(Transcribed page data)
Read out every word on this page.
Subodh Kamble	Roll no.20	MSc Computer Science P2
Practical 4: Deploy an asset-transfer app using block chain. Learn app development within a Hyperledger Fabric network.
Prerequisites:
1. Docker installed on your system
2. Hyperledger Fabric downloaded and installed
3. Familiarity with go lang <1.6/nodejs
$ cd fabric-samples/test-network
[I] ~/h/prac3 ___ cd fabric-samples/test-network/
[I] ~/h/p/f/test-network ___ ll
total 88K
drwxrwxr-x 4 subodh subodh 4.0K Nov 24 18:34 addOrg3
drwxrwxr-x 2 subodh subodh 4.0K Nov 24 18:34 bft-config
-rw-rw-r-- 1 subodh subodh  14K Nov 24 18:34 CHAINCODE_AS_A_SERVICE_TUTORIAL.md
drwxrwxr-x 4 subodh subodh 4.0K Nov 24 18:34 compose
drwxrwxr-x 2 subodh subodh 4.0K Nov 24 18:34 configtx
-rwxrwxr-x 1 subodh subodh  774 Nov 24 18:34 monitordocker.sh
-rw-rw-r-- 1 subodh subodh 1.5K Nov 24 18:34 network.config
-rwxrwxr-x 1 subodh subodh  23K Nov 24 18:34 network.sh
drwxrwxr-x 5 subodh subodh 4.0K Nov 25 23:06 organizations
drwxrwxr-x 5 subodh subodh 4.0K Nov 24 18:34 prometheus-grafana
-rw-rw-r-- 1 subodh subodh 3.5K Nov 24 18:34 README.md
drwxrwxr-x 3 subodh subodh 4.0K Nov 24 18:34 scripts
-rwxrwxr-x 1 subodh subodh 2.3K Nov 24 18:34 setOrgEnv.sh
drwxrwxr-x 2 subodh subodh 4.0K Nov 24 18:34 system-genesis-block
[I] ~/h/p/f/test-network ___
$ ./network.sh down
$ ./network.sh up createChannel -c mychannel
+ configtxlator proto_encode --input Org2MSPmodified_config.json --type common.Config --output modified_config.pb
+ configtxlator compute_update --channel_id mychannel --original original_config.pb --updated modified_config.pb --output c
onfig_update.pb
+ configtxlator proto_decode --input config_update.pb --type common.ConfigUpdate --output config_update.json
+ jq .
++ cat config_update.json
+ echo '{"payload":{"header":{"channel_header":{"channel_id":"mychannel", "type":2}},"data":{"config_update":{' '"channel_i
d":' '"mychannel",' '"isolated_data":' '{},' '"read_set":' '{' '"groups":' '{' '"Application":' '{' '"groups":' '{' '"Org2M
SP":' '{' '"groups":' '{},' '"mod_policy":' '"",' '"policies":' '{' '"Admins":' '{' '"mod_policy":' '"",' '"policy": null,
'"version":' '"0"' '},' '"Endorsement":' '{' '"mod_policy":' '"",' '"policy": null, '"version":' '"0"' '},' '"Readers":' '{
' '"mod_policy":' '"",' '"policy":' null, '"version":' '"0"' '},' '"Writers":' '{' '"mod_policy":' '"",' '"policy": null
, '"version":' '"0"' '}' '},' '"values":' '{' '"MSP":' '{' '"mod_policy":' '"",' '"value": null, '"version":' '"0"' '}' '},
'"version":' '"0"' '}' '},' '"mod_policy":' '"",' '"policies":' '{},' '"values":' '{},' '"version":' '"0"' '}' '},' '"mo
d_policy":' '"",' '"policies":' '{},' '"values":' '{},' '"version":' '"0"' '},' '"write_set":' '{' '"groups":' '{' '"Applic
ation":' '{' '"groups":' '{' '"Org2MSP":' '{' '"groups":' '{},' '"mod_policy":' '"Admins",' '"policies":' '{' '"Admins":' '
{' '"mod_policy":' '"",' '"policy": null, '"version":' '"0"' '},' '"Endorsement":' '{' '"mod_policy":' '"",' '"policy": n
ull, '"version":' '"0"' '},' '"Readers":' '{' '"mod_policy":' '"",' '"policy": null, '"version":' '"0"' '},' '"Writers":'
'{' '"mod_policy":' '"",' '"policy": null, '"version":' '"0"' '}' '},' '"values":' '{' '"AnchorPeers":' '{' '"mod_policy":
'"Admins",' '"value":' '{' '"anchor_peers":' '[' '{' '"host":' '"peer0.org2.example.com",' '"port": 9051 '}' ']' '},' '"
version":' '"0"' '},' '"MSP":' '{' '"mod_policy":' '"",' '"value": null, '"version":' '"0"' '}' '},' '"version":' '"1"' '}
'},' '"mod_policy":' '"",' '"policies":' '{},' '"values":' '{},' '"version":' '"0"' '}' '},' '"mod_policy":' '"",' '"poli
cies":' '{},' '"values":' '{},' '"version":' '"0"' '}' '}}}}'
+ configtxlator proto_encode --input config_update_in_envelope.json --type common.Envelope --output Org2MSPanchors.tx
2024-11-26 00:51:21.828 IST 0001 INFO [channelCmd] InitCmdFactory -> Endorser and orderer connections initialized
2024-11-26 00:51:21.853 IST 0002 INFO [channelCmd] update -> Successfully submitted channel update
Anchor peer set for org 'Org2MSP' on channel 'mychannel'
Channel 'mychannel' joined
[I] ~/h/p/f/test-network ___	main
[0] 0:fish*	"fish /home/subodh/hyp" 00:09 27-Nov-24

## WHAT YOU HAVE TO DO
Please retype all of the records, keeping each line exactly as it is.

## YOUR RESPONSE
Read out every word on this page.
Subodh Kamble	Roll no.20	MSc Computer Science P2
Practical 4: Deploy an asset-transfer app using block chain. Learn app development within a Hyperledger Fabric network.
Prerequisites:
1. Docker installed on your system
2. Hyperledger Fabric downloaded and installed
3. Familiarity with go lang <1.6/nodejs
$ cd fabric-samples/test-network
[I] ~/h/prac3 ___ cd fabric-samples/test-network/
[I] ~/h/p/f/test-network ___ ll
total 88K
drwxrwxr-x 4 subodh subodh 4.0K Nov 24 18:34 addOrg3
drwxrwxr-x 2 subodh subodh 4.0K Nov 24 18:34 bft-config
-rw-rw-r-- 1 subodh subodh  14K Nov 24 18:34 CHAINCODE_AS_A_SERVICE_TUTORIAL.md
drwxrwxr-x 4 subodh subodh 4.0K Nov 24 18:34 compose
drwxrwxr-x 2 subodh subodh 4.0K Nov 24 18:34 configtx
-rwxrwxr-x 1 subodh subodh  774 Nov 24 18:34 monitordocker.sh
-rw-rw-r-- 1 subodh subodh 1.5K Nov 24 18:34 network.config
-rwxrwxr-x 1 subodh subodh  23K Nov 24 18:34 network.sh
drwxrwxr-x 5 subodh subodh 4.0K Nov 25 23:06 organizations
drwxrwxr-x 5 subodh subodh 4.0K Nov 24 18:34 prometheus-grafana
-rw-rw-r-- 1 subodh subodh 3.5K Nov 24 18:34 README.md
drwxrwxr-x 3 subodh subodh 4.0K Nov 24 18:34 scripts
-rwxrwxr-x 1 subodh subodh 2.3K Nov 24 18:34 setOrgEnv.sh
drwxrwxr-x 2 subodh subodh 4.0K Nov 24 18:34 system-genesis-block
[I] ~/h/p/f/test-network ___
$ ./network.sh down
$ ./network.sh up createChannel -c mychannel
+ configtxlator proto_encode --input Org2MSPmodified_config.json --type common.Config --output modified_config.pb
+ configtxlator compute_update --channel_id mychannel --original original_config.pb --updated modified_config.pb --output c
onfig_update.pb
+ configtxlator proto_decode --input config_update.pb --type common.ConfigUpdate --output config_update.json
+ jq .
++ cat config_update.json
+ echo '{"payload":{"header":{"channel_header":{"channel_id":"mychannel", "type":2}},"data":{"config_update":{' '"channel_i
d":' '"mychannel",' '"isolated_data":' '{},' '"read_set":' '{' '"groups":' '{' '"Application":' '{' '"groups":' '{' '"Org2M
SP":' '{' '"groups":' '{},' '"mod_policy":' '"",' '"policies":' '{' '"Admins":' '{' '"mod_policy":' '"",' '"policy": null,
'"version":' '"0"' '},' '"Endorsement":' '{' '"mod_policy":' '"",' '"policy": null, '"version":' '"0"' '},' '"Readers":' '{
' '"mod_policy":' '"",' '"policy":' null, '"version":' '"0"' '},' '"Writers":' '{' '"mod_policy":' '"",' '"policy": null
, '"version":' '"0"' '}' '},' '"values":' '{' '"MSP":' '{' '"mod_policy":' '"",' '"value": null, '"version":' '"0"' '}' '},
'"version":' '"0"' '}' '},' '"mod_policy":' '"",' '"policies":' '{},' '"values":' '{},' '"version":' '"0"' '}' '},' '"mo
d_policy":' '"",' '"policies":' '{},' '"values":' '{},' '"version":' '"0"' '},' '"write_set":' '{' '"groups":' '{' '"Applic
ation":' '{' '"groups":' '{' '"Org2MSP":' '{' '"groups":' '{},' '"mod_policy":' '"Admins",' '"policies":' '{' '"Admins":' '
{' '"mod_policy":' '"",' '"policy": null, '"version":' '"0"' '},' '"Endorsement":' '{' '"mod_policy":' '"",' '"policy": n
ull, '"version":' '"0"' '},' '"Readers":' '{' '"mod_policy":' '"",' '"policy": null, '"version":' '"0"' '},' '"Writers":'
'{' '"mod_policy":' '"",' '"policy": null, '"version":' '"0"' '}' '},' '"values":' '{' '"AnchorPeers":' '{' '"mod_policy":
'"Admins",' '"value":' '{' '"anchor_peers":' '[' '{' '"host":' '"peer0.org2.example.com",' '"port": 9051 '}' ']' '},' '"
version":' '"0"' '},' '"MSP":' '{' '"mod_policy":' '"",' '"value": null, '"version":' '"0"' '}' '},' '"version":' '"1"' '}
'},' '"mod_policy":' '"",' '"policies":' '{},' '"values":' '{},' '"version":' '"0"' '}' '},' '"mod_policy":' '"",' '"poli
cies":' '{},' '"values":' '{},' '"version":' '"0"' '}' '}}}}'
+ configtxlator proto_encode --input config_update_in_envelope.json --type common.Envelope --output Org2MSPanchors.tx
2024-11-26 00:51:21.828 IST 0001 INFO [channelCmd] InitCmdFactory -> Endorser and orderer connections initialized
2024-11-26 00:51:21.853 IST 0002 INFO [channelCmd] update -> Successfully submitted channel update
Anchor peer set for org 'Org2MSP' on channel 'mychannel'
Channel 'mychannel' joined
[I] ~/h/p/f/test-network ___	main
[0] 0:fish*	"fish /home/subodh/hyp" 00:09 27-Nov-24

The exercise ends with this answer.